(Saved data entries)
#####
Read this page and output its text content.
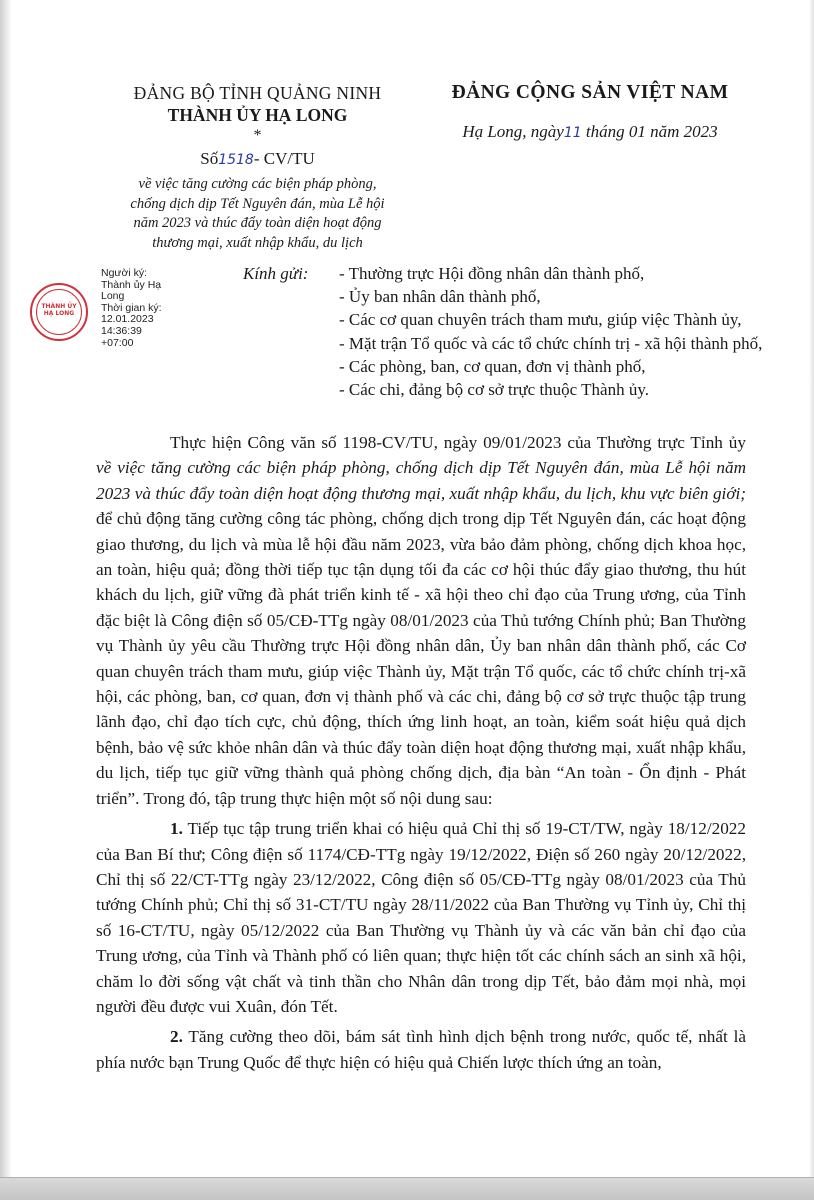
ĐẢNG BỘ TỈNH QUẢNG NINH
THÀNH ỦY HẠ LONG
*
Số1518- CV/TU
về việc tăng cường các biện pháp phòng,
chống dịch dịp Tết Nguyên đán, mùa Lễ hội
năm 2023 và thúc đẩy toàn diện hoạt động
thương mại, xuất nhập khẩu, du lịch
ĐẢNG CỘNG SẢN VIỆT NAM
Hạ Long, ngày11 tháng 01 năm 2023
THÀNH ỦY HẠ LONG
Người ký:
Thành ủy Hạ
Long
Thời gian ký:
12.01.2023
14:36:39
+07:00
Kính gửi: - Thường trực Hội đồng nhân dân thành phố,
- Ủy ban nhân dân thành phố,
- Các cơ quan chuyên trách tham mưu, giúp việc Thành ủy,
- Mặt trận Tổ quốc và các tổ chức chính trị - xã hội thành phố,
- Các phòng, ban, cơ quan, đơn vị thành phố,
- Các chi, đảng bộ cơ sở trực thuộc Thành ủy.

Thực hiện Công văn số 1198-CV/TU, ngày 09/01/2023 của Thường trực Tỉnh ủy về việc tăng cường các biện pháp phòng, chống dịch dịp Tết Nguyên đán, mùa Lễ hội năm 2023 và thúc đẩy toàn diện hoạt động thương mại, xuất nhập khẩu, du lịch, khu vực biên giới; để chủ động tăng cường công tác phòng, chống dịch trong dịp Tết Nguyên đán, các hoạt động giao thương, du lịch và mùa lễ hội đầu năm 2023, vừa bảo đảm phòng, chống dịch khoa học, an toàn, hiệu quả; đồng thời tiếp tục tận dụng tối đa các cơ hội thúc đẩy giao thương, thu hút khách du lịch, giữ vững đà phát triển kinh tế - xã hội theo chỉ đạo của Trung ương, của Tỉnh đặc biệt là Công điện số 05/CĐ-TTg ngày 08/01/2023 của Thủ tướng Chính phủ; Ban Thường vụ Thành ủy yêu cầu Thường trực Hội đồng nhân dân, Ủy ban nhân dân thành phố, các Cơ quan chuyên trách tham mưu, giúp việc Thành ủy, Mặt trận Tổ quốc, các tổ chức chính trị-xã hội, các phòng, ban, cơ quan, đơn vị thành phố và các chi, đảng bộ cơ sở trực thuộc tập trung lãnh đạo, chỉ đạo tích cực, chủ động, thích ứng linh hoạt, an toàn, kiểm soát hiệu quả dịch bệnh, bảo vệ sức khỏe nhân dân và thúc đẩy toàn diện hoạt động thương mại, xuất nhập khẩu, du lịch, tiếp tục giữ vững thành quả phòng chống dịch, địa bàn “An toàn - Ổn định - Phát triển”. Trong đó, tập trung thực hiện một số nội dung sau:

1. Tiếp tục tập trung triển khai có hiệu quả Chỉ thị số 19-CT/TW, ngày 18/12/2022 của Ban Bí thư; Công điện số 1174/CĐ-TTg ngày 19/12/2022, Điện số 260 ngày 20/12/2022, Chỉ thị số 22/CT-TTg ngày 23/12/2022, Công điện số 05/CĐ-TTg ngày 08/01/2023 của Thủ tướng Chính phủ; Chỉ thị số 31-CT/TU ngày 28/11/2022 của Ban Thường vụ Tỉnh ủy, Chỉ thị số 16-CT/TU, ngày 05/12/2022 của Ban Thường vụ Thành ủy và các văn bản chỉ đạo của Trung ương, của Tỉnh và Thành phố có liên quan; thực hiện tốt các chính sách an sinh xã hội, chăm lo đời sống vật chất và tinh thần cho Nhân dân trong dịp Tết, bảo đảm mọi nhà, mọi người đều được vui Xuân, đón Tết.

2. Tăng cường theo dõi, bám sát tình hình dịch bệnh trong nước, quốc tế, nhất là phía nước bạn Trung Quốc để thực hiện có hiệu quả Chiến lược thích ứng an toàn,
#####
Leave the pictures out, and print every line of the listing exactly as written.

## SOLUTION FOR THIS EXERCISE
Read this page and output its text content.
ĐẢNG BỘ TỈNH QUẢNG NINH
THÀNH ỦY HẠ LONG
*
Số1518- CV/TU
về việc tăng cường các biện pháp phòng,
chống dịch dịp Tết Nguyên đán, mùa Lễ hội
năm 2023 và thúc đẩy toàn diện hoạt động
thương mại, xuất nhập khẩu, du lịch
ĐẢNG CỘNG SẢN VIỆT NAM
Hạ Long, ngày11 tháng 01 năm 2023
THÀNH ỦY HẠ LONG
Người ký:
Thành ủy Hạ
Long
Thời gian ký:
12.01.2023
14:36:39
+07:00
Kính gửi: - Thường trực Hội đồng nhân dân thành phố,
- Ủy ban nhân dân thành phố,
- Các cơ quan chuyên trách tham mưu, giúp việc Thành ủy,
- Mặt trận Tổ quốc và các tổ chức chính trị - xã hội thành phố,
- Các phòng, ban, cơ quan, đơn vị thành phố,
- Các chi, đảng bộ cơ sở trực thuộc Thành ủy.

Thực hiện Công văn số 1198-CV/TU, ngày 09/01/2023 của Thường trực Tỉnh ủy về việc tăng cường các biện pháp phòng, chống dịch dịp Tết Nguyên đán, mùa Lễ hội năm 2023 và thúc đẩy toàn diện hoạt động thương mại, xuất nhập khẩu, du lịch, khu vực biên giới; để chủ động tăng cường công tác phòng, chống dịch trong dịp Tết Nguyên đán, các hoạt động giao thương, du lịch và mùa lễ hội đầu năm 2023, vừa bảo đảm phòng, chống dịch khoa học, an toàn, hiệu quả; đồng thời tiếp tục tận dụng tối đa các cơ hội thúc đẩy giao thương, thu hút khách du lịch, giữ vững đà phát triển kinh tế - xã hội theo chỉ đạo của Trung ương, của Tỉnh đặc biệt là Công điện số 05/CĐ-TTg ngày 08/01/2023 của Thủ tướng Chính phủ; Ban Thường vụ Thành ủy yêu cầu Thường trực Hội đồng nhân dân, Ủy ban nhân dân thành phố, các Cơ quan chuyên trách tham mưu, giúp việc Thành ủy, Mặt trận Tổ quốc, các tổ chức chính trị-xã hội, các phòng, ban, cơ quan, đơn vị thành phố và các chi, đảng bộ cơ sở trực thuộc tập trung lãnh đạo, chỉ đạo tích cực, chủ động, thích ứng linh hoạt, an toàn, kiểm soát hiệu quả dịch bệnh, bảo vệ sức khỏe nhân dân và thúc đẩy toàn diện hoạt động thương mại, xuất nhập khẩu, du lịch, tiếp tục giữ vững thành quả phòng chống dịch, địa bàn “An toàn - Ổn định - Phát triển”. Trong đó, tập trung thực hiện một số nội dung sau:

1. Tiếp tục tập trung triển khai có hiệu quả Chỉ thị số 19-CT/TW, ngày 18/12/2022 của Ban Bí thư; Công điện số 1174/CĐ-TTg ngày 19/12/2022, Điện số 260 ngày 20/12/2022, Chỉ thị số 22/CT-TTg ngày 23/12/2022, Công điện số 05/CĐ-TTg ngày 08/01/2023 của Thủ tướng Chính phủ; Chỉ thị số 31-CT/TU ngày 28/11/2022 của Ban Thường vụ Tỉnh ủy, Chỉ thị số 16-CT/TU, ngày 05/12/2022 của Ban Thường vụ Thành ủy và các văn bản chỉ đạo của Trung ương, của Tỉnh và Thành phố có liên quan; thực hiện tốt các chính sách an sinh xã hội, chăm lo đời sống vật chất và tinh thần cho Nhân dân trong dịp Tết, bảo đảm mọi nhà, mọi người đều được vui Xuân, đón Tết.

2. Tăng cường theo dõi, bám sát tình hình dịch bệnh trong nước, quốc tế, nhất là phía nước bạn Trung Quốc để thực hiện có hiệu quả Chiến lược thích ứng an toàn,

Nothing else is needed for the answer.